### WORK REQUIRED
Leave out the pictures and restate the rest of the data exactly.

(Records contained in a dataset)
== == ==
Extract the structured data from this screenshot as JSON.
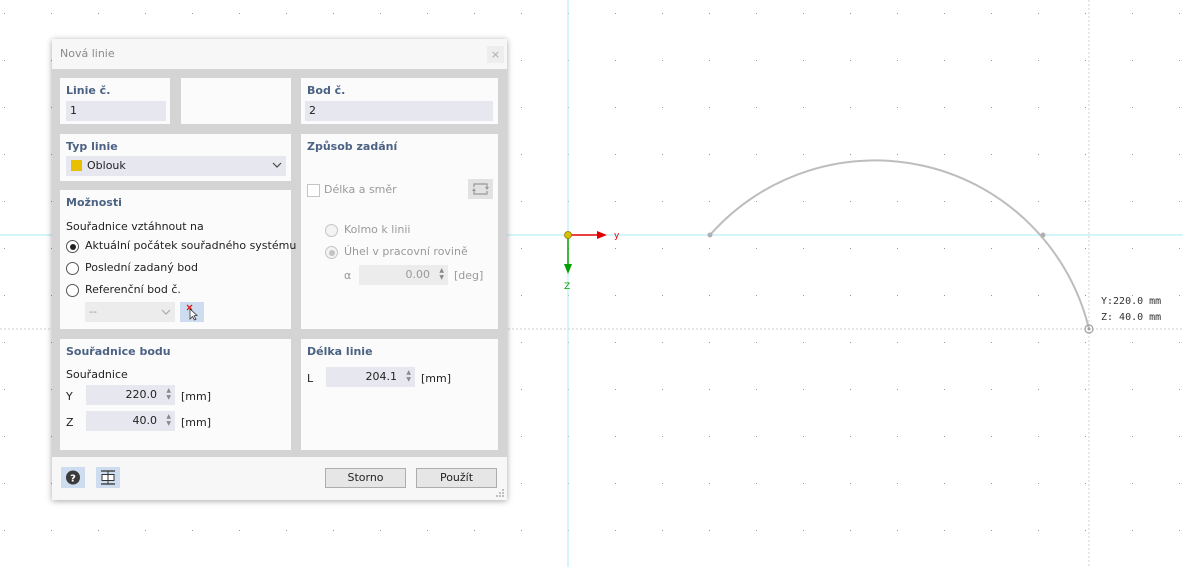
{
  "dialog": {
    "title": "Nová linie",
    "close_glyph": "×",
    "line_no": {
      "label": "Linie č.",
      "value": "1"
    },
    "point_no": {
      "label": "Bod č.",
      "value": "2"
    },
    "line_type": {
      "label": "Typ linie",
      "value": "Oblouk",
      "swatch_color": "#e8c000"
    },
    "options": {
      "header": "Možnosti",
      "relate_label": "Souřadnice vztáhnout na",
      "radios": [
        "Aktuální počátek souřadného systému",
        "Poslední zadaný bod",
        "Referenční bod č."
      ],
      "selected": 0,
      "ref_select_value": "--"
    },
    "input_mode": {
      "header": "Způsob zadání",
      "length_direction_label": "Délka a směr",
      "perpendicular_label": "Kolmo k linii",
      "angle_label": "Úhel v pracovní rovině",
      "alpha_symbol": "α",
      "alpha_value": "0.00",
      "alpha_unit": "[deg]"
    },
    "point_coords": {
      "header": "Souřadnice bodu",
      "sub_label": "Souřadnice",
      "y_label": "Y",
      "y_value": "220.0",
      "y_unit": "[mm]",
      "z_label": "Z",
      "z_value": "40.0",
      "z_unit": "[mm]"
    },
    "line_length": {
      "header": "Délka linie",
      "l_label": "L",
      "l_value": "204.1",
      "l_unit": "[mm]"
    },
    "buttons": {
      "cancel": "Storno",
      "apply": "Použít"
    }
  },
  "viewport": {
    "axis_y_label": "y",
    "axis_z_label": "Z",
    "readout_y": "Y:220.0 mm",
    "readout_z": "Z: 40.0 mm",
    "colors": {
      "axis_y": "#e00000",
      "axis_z": "#00a000",
      "origin": "#d8c000",
      "arc": "#bdbdbd",
      "guide": "#a8ecf4"
    }
  }
}
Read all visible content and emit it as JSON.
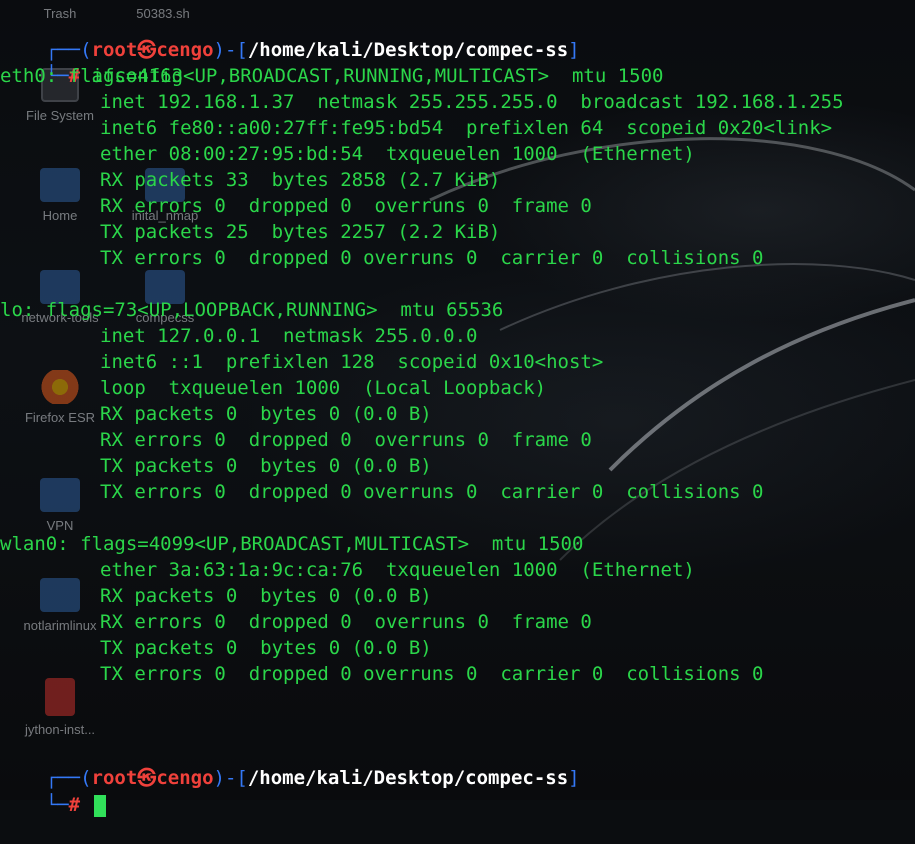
{
  "desktop": {
    "icons": [
      {
        "label": "Trash",
        "icon": "trash-icon"
      },
      {
        "label": "50383.sh",
        "icon": "script-file-icon"
      },
      {
        "label": "File System",
        "icon": "drive-icon"
      },
      {
        "label": "Home",
        "icon": "home-folder-icon"
      },
      {
        "label": "inital_nmap",
        "icon": "folder-icon"
      },
      {
        "label": "network-tools",
        "icon": "folder-icon"
      },
      {
        "label": "compecss",
        "icon": "folder-icon"
      },
      {
        "label": "Firefox ESR",
        "icon": "firefox-icon"
      },
      {
        "label": "VPN",
        "icon": "locked-folder-icon"
      },
      {
        "label": "notlarimlinux",
        "icon": "locked-folder-icon"
      },
      {
        "label": "jython-inst...",
        "icon": "java-file-icon"
      }
    ]
  },
  "prompt1": {
    "open": "┌──(",
    "user": "root",
    "symbol": "㉿",
    "host": "cengo",
    "mid": ")-[",
    "path": "/home/kali/Desktop/compec-ss",
    "close": "]",
    "second_prefix": "└─",
    "hash": "#",
    "command": "ifconfig"
  },
  "eth0": {
    "name": "eth0:",
    "flags": "flags=4163<UP,BROADCAST,RUNNING,MULTICAST>  mtu 1500",
    "lines": [
      "inet 192.168.1.37  netmask 255.255.255.0  broadcast 192.168.1.255",
      "inet6 fe80::a00:27ff:fe95:bd54  prefixlen 64  scopeid 0x20<link>",
      "ether 08:00:27:95:bd:54  txqueuelen 1000  (Ethernet)",
      "RX packets 33  bytes 2858 (2.7 KiB)",
      "RX errors 0  dropped 0  overruns 0  frame 0",
      "TX packets 25  bytes 2257 (2.2 KiB)",
      "TX errors 0  dropped 0 overruns 0  carrier 0  collisions 0"
    ]
  },
  "lo": {
    "name": "lo:",
    "flags": "flags=73<UP,LOOPBACK,RUNNING>  mtu 65536",
    "lines": [
      "inet 127.0.0.1  netmask 255.0.0.0",
      "inet6 ::1  prefixlen 128  scopeid 0x10<host>",
      "loop  txqueuelen 1000  (Local Loopback)",
      "RX packets 0  bytes 0 (0.0 B)",
      "RX errors 0  dropped 0  overruns 0  frame 0",
      "TX packets 0  bytes 0 (0.0 B)",
      "TX errors 0  dropped 0 overruns 0  carrier 0  collisions 0"
    ]
  },
  "wlan0": {
    "name": "wlan0:",
    "flags": "flags=4099<UP,BROADCAST,MULTICAST>  mtu 1500",
    "lines": [
      "ether 3a:63:1a:9c:ca:76  txqueuelen 1000  (Ethernet)",
      "RX packets 0  bytes 0 (0.0 B)",
      "RX errors 0  dropped 0  overruns 0  frame 0",
      "TX packets 0  bytes 0 (0.0 B)",
      "TX errors 0  dropped 0 overruns 0  carrier 0  collisions 0"
    ]
  },
  "prompt2": {
    "open": "┌──(",
    "user": "root",
    "symbol": "㉿",
    "host": "cengo",
    "mid": ")-[",
    "path": "/home/kali/Desktop/compec-ss",
    "close": "]",
    "second_prefix": "└─",
    "hash": "#",
    "command": ""
  },
  "colors": {
    "text_green": "#2bd64a",
    "prompt_blue": "#3478f6",
    "user_red": "#f0413b",
    "cursor_green": "#31e05a",
    "background": "#0b0d10"
  }
}
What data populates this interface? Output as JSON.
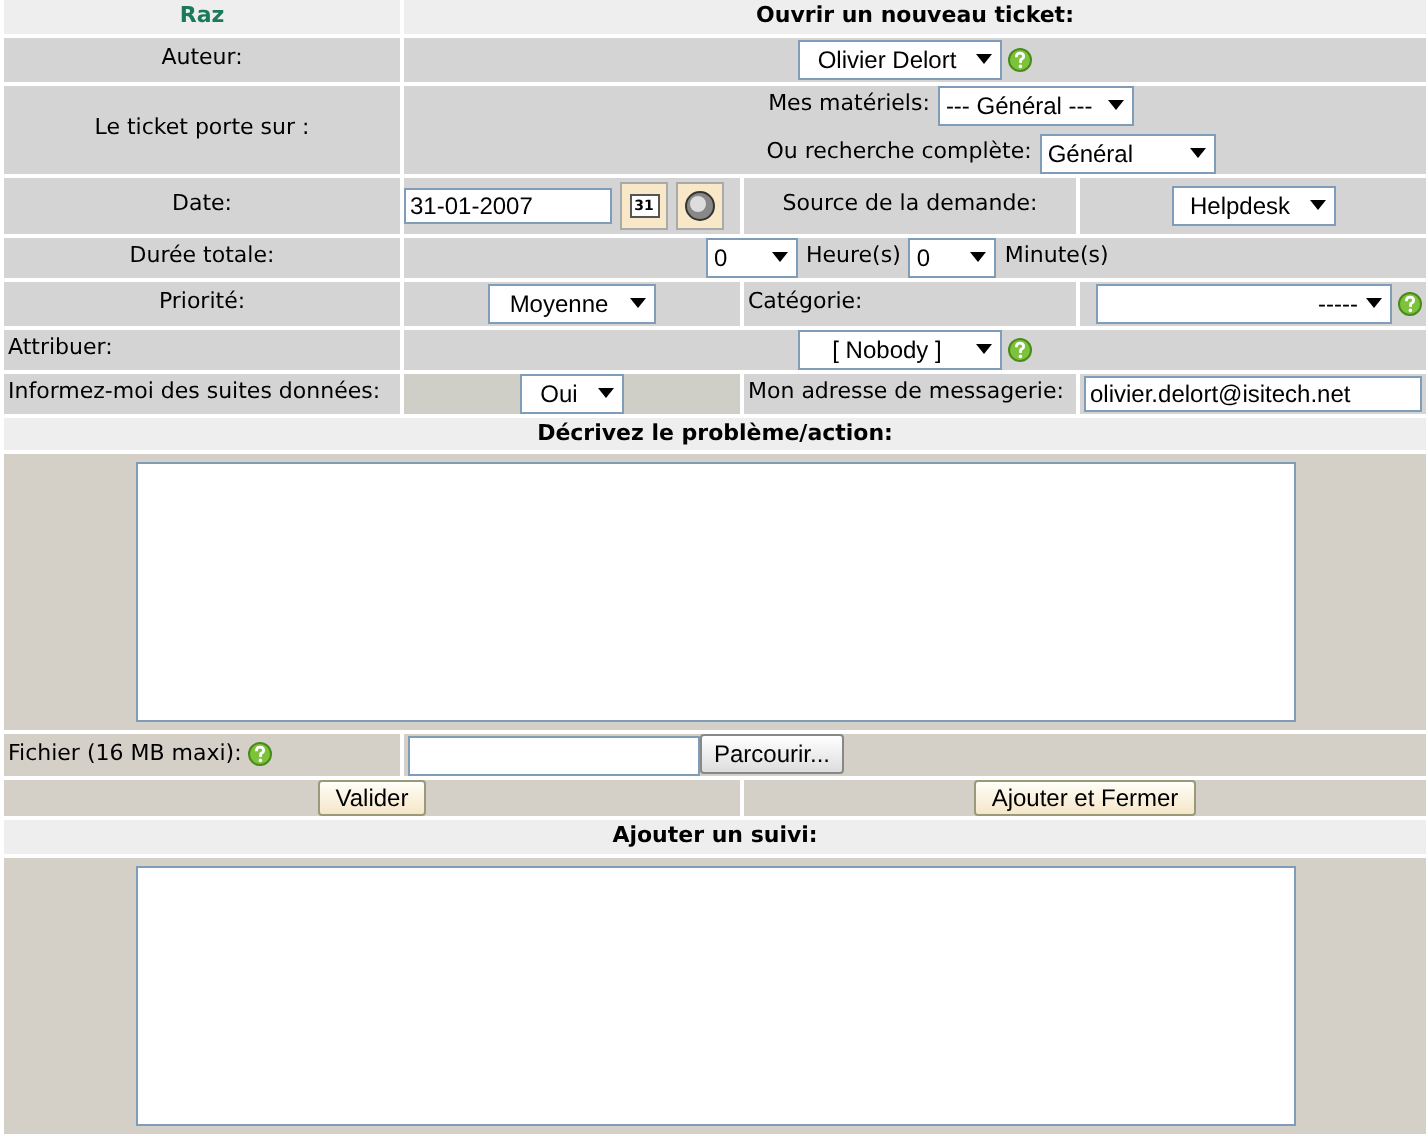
{
  "header": {
    "reset_link": "Raz",
    "title": "Ouvrir un nouveau ticket:"
  },
  "author": {
    "label": "Auteur:",
    "value": "Olivier Delort"
  },
  "subject": {
    "label": "Le ticket porte sur :",
    "my_items_label": "Mes matériels:",
    "my_items_value": "--- Général ---",
    "search_label": "Ou recherche complète:",
    "search_value": "Général"
  },
  "date": {
    "label": "Date:",
    "value": "31-01-2007",
    "calendar_icon_text": "31"
  },
  "source": {
    "label": "Source de la demande:",
    "value": "Helpdesk"
  },
  "duration": {
    "label": "Durée totale:",
    "hours_value": "0",
    "hours_label": "Heure(s)",
    "minutes_value": "0",
    "minutes_label": "Minute(s)"
  },
  "priority": {
    "label": "Priorité:",
    "value": "Moyenne"
  },
  "category": {
    "label": "Catégorie:",
    "value": "-----"
  },
  "assign": {
    "label": "Attribuer:",
    "value": "[ Nobody ]"
  },
  "notify": {
    "label": "Informez-moi des suites données:",
    "value": "Oui"
  },
  "email": {
    "label": "Mon adresse de messagerie:",
    "value": "olivier.delort@isitech.net"
  },
  "description": {
    "title": "Décrivez le problème/action:"
  },
  "file": {
    "label": "Fichier (16 MB maxi):",
    "browse_button": "Parcourir..."
  },
  "buttons": [
    "Valider",
    "Ajouter et Fermer"
  ],
  "followup": {
    "title": "Ajouter un suivi:"
  }
}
== == ==
### EXPECTED OUTPUT
Extract the structured data from this screenshot as JSON.
{
  "dialog": {
    "title": "Nová linie",
    "close_glyph": "×",
    "line_no": {
      "label": "Linie č.",
      "value": "1"
    },
    "point_no": {
      "label": "Bod č.",
      "value": "2"
    },
    "line_type": {
      "label": "Typ linie",
      "value": "Oblouk",
      "swatch_color": "#e8c000"
    },
    "options": {
      "header": "Možnosti",
      "relate_label": "Souřadnice vztáhnout na",
      "radios": [
        "Aktuální počátek souřadného systému",
        "Poslední zadaný bod",
        "Referenční bod č."
      ],
      "selected": 0,
      "ref_select_value": "--"
    },
    "input_mode": {
      "header": "Způsob zadání",
      "length_direction_label": "Délka a směr",
      "perpendicular_label": "Kolmo k linii",
      "angle_label": "Úhel v pracovní rovině",
      "alpha_symbol": "α",
      "alpha_value": "0.00",
      "alpha_unit": "[deg]"
    },
    "point_coords": {
      "header": "Souřadnice bodu",
      "sub_label": "Souřadnice",
      "y_label": "Y",
      "y_value": "220.0",
      "y_unit": "[mm]",
      "z_label": "Z",
      "z_value": "40.0",
      "z_unit": "[mm]"
    },
    "line_length": {
      "header": "Délka linie",
      "l_label": "L",
      "l_value": "204.1",
      "l_unit": "[mm]"
    },
    "buttons": {
      "cancel": "Storno",
      "apply": "Použít"
    }
  },
  "viewport": {
    "axis_y_label": "y",
    "axis_z_label": "Z",
    "readout_y": "Y:220.0 mm",
    "readout_z": "Z: 40.0 mm",
    "colors": {
      "axis_y": "#e00000",
      "axis_z": "#00a000",
      "origin": "#d8c000",
      "arc": "#bdbdbd",
      "guide": "#a8ecf4"
    }
  }
}
Read all visible content and emit it as JSON.
{
  "desktop": {
    "icons": [
      {
        "label": "Trash",
        "icon": "trash-icon"
      },
      {
        "label": "50383.sh",
        "icon": "script-file-icon"
      },
      {
        "label": "File System",
        "icon": "drive-icon"
      },
      {
        "label": "Home",
        "icon": "home-folder-icon"
      },
      {
        "label": "inital_nmap",
        "icon": "folder-icon"
      },
      {
        "label": "network-tools",
        "icon": "folder-icon"
      },
      {
        "label": "compecss",
        "icon": "folder-icon"
      },
      {
        "label": "Firefox ESR",
        "icon": "firefox-icon"
      },
      {
        "label": "VPN",
        "icon": "locked-folder-icon"
      },
      {
        "label": "notlarimlinux",
        "icon": "locked-folder-icon"
      },
      {
        "label": "jython-inst...",
        "icon": "java-file-icon"
      }
    ]
  },
  "prompt1": {
    "open": "┌──(",
    "user": "root",
    "symbol": "㉿",
    "host": "cengo",
    "mid": ")-[",
    "path": "/home/kali/Desktop/compec-ss",
    "close": "]",
    "second_prefix": "└─",
    "hash": "#",
    "command": "ifconfig"
  },
  "eth0": {
    "name": "eth0:",
    "flags": "flags=4163<UP,BROADCAST,RUNNING,MULTICAST>  mtu 1500",
    "lines": [
      "inet 192.168.1.37  netmask 255.255.255.0  broadcast 192.168.1.255",
      "inet6 fe80::a00:27ff:fe95:bd54  prefixlen 64  scopeid 0x20<link>",
      "ether 08:00:27:95:bd:54  txqueuelen 1000  (Ethernet)",
      "RX packets 33  bytes 2858 (2.7 KiB)",
      "RX errors 0  dropped 0  overruns 0  frame 0",
      "TX packets 25  bytes 2257 (2.2 KiB)",
      "TX errors 0  dropped 0 overruns 0  carrier 0  collisions 0"
    ]
  },
  "lo": {
    "name": "lo:",
    "flags": "flags=73<UP,LOOPBACK,RUNNING>  mtu 65536",
    "lines": [
      "inet 127.0.0.1  netmask 255.0.0.0",
      "inet6 ::1  prefixlen 128  scopeid 0x10<host>",
      "loop  txqueuelen 1000  (Local Loopback)",
      "RX packets 0  bytes 0 (0.0 B)",
      "RX errors 0  dropped 0  overruns 0  frame 0",
      "TX packets 0  bytes 0 (0.0 B)",
      "TX errors 0  dropped 0 overruns 0  carrier 0  collisions 0"
    ]
  },
  "wlan0": {
    "name": "wlan0:",
    "flags": "flags=4099<UP,BROADCAST,MULTICAST>  mtu 1500",
    "lines": [
      "ether 3a:63:1a:9c:ca:76  txqueuelen 1000  (Ethernet)",
      "RX packets 0  bytes 0 (0.0 B)",
      "RX errors 0  dropped 0  overruns 0  frame 0",
      "TX packets 0  bytes 0 (0.0 B)",
      "TX errors 0  dropped 0 overruns 0  carrier 0  collisions 0"
    ]
  },
  "prompt2": {
    "open": "┌──(",
    "user": "root",
    "symbol": "㉿",
    "host": "cengo",
    "mid": ")-[",
    "path": "/home/kali/Desktop/compec-ss",
    "close": "]",
    "second_prefix": "└─",
    "hash": "#",
    "command": ""
  },
  "colors": {
    "text_green": "#2bd64a",
    "prompt_blue": "#3478f6",
    "user_red": "#f0413b",
    "cursor_green": "#31e05a",
    "background": "#0b0d10"
  }
}
What data populates this interface? Output as JSON.
{
  "header": {
    "reset_link": "Raz",
    "title": "Ouvrir un nouveau ticket:"
  },
  "author": {
    "label": "Auteur:",
    "value": "Olivier Delort"
  },
  "subject": {
    "label": "Le ticket porte sur :",
    "my_items_label": "Mes matériels:",
    "my_items_value": "--- Général ---",
    "search_label": "Ou recherche complète:",
    "search_value": "Général"
  },
  "date": {
    "label": "Date:",
    "value": "31-01-2007",
    "calendar_icon_text": "31"
  },
  "source": {
    "label": "Source de la demande:",
    "value": "Helpdesk"
  },
  "duration": {
    "label": "Durée totale:",
    "hours_value": "0",
    "hours_label": "Heure(s)",
    "minutes_value": "0",
    "minutes_label": "Minute(s)"
  },
  "priority": {
    "label": "Priorité:",
    "value": "Moyenne"
  },
  "category": {
    "label": "Catégorie:",
    "value": "-----"
  },
  "assign": {
    "label": "Attribuer:",
    "value": "[ Nobody ]"
  },
  "notify": {
    "label": "Informez-moi des suites données:",
    "value": "Oui"
  },
  "email": {
    "label": "Mon adresse de messagerie:",
    "value": "olivier.delort@isitech.net"
  },
  "description": {
    "title": "Décrivez le problème/action:"
  },
  "file": {
    "label": "Fichier (16 MB maxi):",
    "browse_button": "Parcourir..."
  },
  "buttons": [
    "Valider",
    "Ajouter et Fermer"
  ],
  "followup": {
    "title": "Ajouter un suivi:"
  }
}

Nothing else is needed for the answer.